**What to produce:** Print all records exactly, leaving nothing out.

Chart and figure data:
=-=-=-=-=

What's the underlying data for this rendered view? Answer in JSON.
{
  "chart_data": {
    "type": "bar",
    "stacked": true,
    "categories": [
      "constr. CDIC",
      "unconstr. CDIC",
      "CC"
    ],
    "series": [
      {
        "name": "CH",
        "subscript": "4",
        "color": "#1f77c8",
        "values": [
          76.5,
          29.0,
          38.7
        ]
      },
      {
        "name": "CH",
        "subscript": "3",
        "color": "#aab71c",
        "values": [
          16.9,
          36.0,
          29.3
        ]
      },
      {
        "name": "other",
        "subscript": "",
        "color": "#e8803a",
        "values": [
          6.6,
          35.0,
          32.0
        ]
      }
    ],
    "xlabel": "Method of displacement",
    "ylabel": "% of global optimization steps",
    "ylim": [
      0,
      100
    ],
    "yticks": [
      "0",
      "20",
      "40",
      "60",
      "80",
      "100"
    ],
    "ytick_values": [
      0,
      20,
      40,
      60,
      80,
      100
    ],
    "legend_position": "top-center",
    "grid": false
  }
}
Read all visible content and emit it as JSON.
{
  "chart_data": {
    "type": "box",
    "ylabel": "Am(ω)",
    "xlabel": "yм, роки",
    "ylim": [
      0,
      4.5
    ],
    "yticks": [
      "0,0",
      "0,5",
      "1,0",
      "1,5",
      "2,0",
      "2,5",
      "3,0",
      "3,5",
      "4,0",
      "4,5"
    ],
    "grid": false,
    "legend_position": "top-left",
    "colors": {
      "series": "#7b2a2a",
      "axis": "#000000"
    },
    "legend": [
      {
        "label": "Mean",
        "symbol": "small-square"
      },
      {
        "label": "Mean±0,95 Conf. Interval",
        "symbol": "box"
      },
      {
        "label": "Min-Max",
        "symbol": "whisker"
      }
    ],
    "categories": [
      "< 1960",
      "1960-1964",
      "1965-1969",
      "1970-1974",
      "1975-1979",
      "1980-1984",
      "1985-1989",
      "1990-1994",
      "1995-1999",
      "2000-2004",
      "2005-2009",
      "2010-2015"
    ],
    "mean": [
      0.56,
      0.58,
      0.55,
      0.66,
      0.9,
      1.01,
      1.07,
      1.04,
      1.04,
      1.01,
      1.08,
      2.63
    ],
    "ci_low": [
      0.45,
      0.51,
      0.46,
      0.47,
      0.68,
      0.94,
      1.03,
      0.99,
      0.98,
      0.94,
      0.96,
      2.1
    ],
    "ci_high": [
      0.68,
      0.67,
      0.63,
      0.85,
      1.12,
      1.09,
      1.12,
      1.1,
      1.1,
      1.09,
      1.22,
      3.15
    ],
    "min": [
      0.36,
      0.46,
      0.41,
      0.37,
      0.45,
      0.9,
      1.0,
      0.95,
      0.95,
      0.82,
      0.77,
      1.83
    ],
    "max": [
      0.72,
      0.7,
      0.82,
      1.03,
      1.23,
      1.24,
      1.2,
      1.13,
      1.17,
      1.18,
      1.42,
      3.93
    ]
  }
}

=-=-=-=-=

**Output for this task:**
What's the underlying data for this rendered view? Answer in JSON.
{
  "chart_data": {
    "type": "bar",
    "stacked": true,
    "categories": [
      "constr. CDIC",
      "unconstr. CDIC",
      "CC"
    ],
    "series": [
      {
        "name": "CH",
        "subscript": "4",
        "color": "#1f77c8",
        "values": [
          76.5,
          29.0,
          38.7
        ]
      },
      {
        "name": "CH",
        "subscript": "3",
        "color": "#aab71c",
        "values": [
          16.9,
          36.0,
          29.3
        ]
      },
      {
        "name": "other",
        "subscript": "",
        "color": "#e8803a",
        "values": [
          6.6,
          35.0,
          32.0
        ]
      }
    ],
    "xlabel": "Method of displacement",
    "ylabel": "% of global optimization steps",
    "ylim": [
      0,
      100
    ],
    "yticks": [
      "0",
      "20",
      "40",
      "60",
      "80",
      "100"
    ],
    "ytick_values": [
      0,
      20,
      40,
      60,
      80,
      100
    ],
    "legend_position": "top-center",
    "grid": false
  }
}
Read all visible content and emit it as JSON.
{
  "chart_data": {
    "type": "box",
    "ylabel": "Am(ω)",
    "xlabel": "yм, роки",
    "ylim": [
      0,
      4.5
    ],
    "yticks": [
      "0,0",
      "0,5",
      "1,0",
      "1,5",
      "2,0",
      "2,5",
      "3,0",
      "3,5",
      "4,0",
      "4,5"
    ],
    "grid": false,
    "legend_position": "top-left",
    "colors": {
      "series": "#7b2a2a",
      "axis": "#000000"
    },
    "legend": [
      {
        "label": "Mean",
        "symbol": "small-square"
      },
      {
        "label": "Mean±0,95 Conf. Interval",
        "symbol": "box"
      },
      {
        "label": "Min-Max",
        "symbol": "whisker"
      }
    ],
    "categories": [
      "< 1960",
      "1960-1964",
      "1965-1969",
      "1970-1974",
      "1975-1979",
      "1980-1984",
      "1985-1989",
      "1990-1994",
      "1995-1999",
      "2000-2004",
      "2005-2009",
      "2010-2015"
    ],
    "mean": [
      0.56,
      0.58,
      0.55,
      0.66,
      0.9,
      1.01,
      1.07,
      1.04,
      1.04,
      1.01,
      1.08,
      2.63
    ],
    "ci_low": [
      0.45,
      0.51,
      0.46,
      0.47,
      0.68,
      0.94,
      1.03,
      0.99,
      0.98,
      0.94,
      0.96,
      2.1
    ],
    "ci_high": [
      0.68,
      0.67,
      0.63,
      0.85,
      1.12,
      1.09,
      1.12,
      1.1,
      1.1,
      1.09,
      1.22,
      3.15
    ],
    "min": [
      0.36,
      0.46,
      0.41,
      0.37,
      0.45,
      0.9,
      1.0,
      0.95,
      0.95,
      0.82,
      0.77,
      1.83
    ],
    "max": [
      0.72,
      0.7,
      0.82,
      1.03,
      1.23,
      1.24,
      1.2,
      1.13,
      1.17,
      1.18,
      1.42,
      3.93
    ]
  }
}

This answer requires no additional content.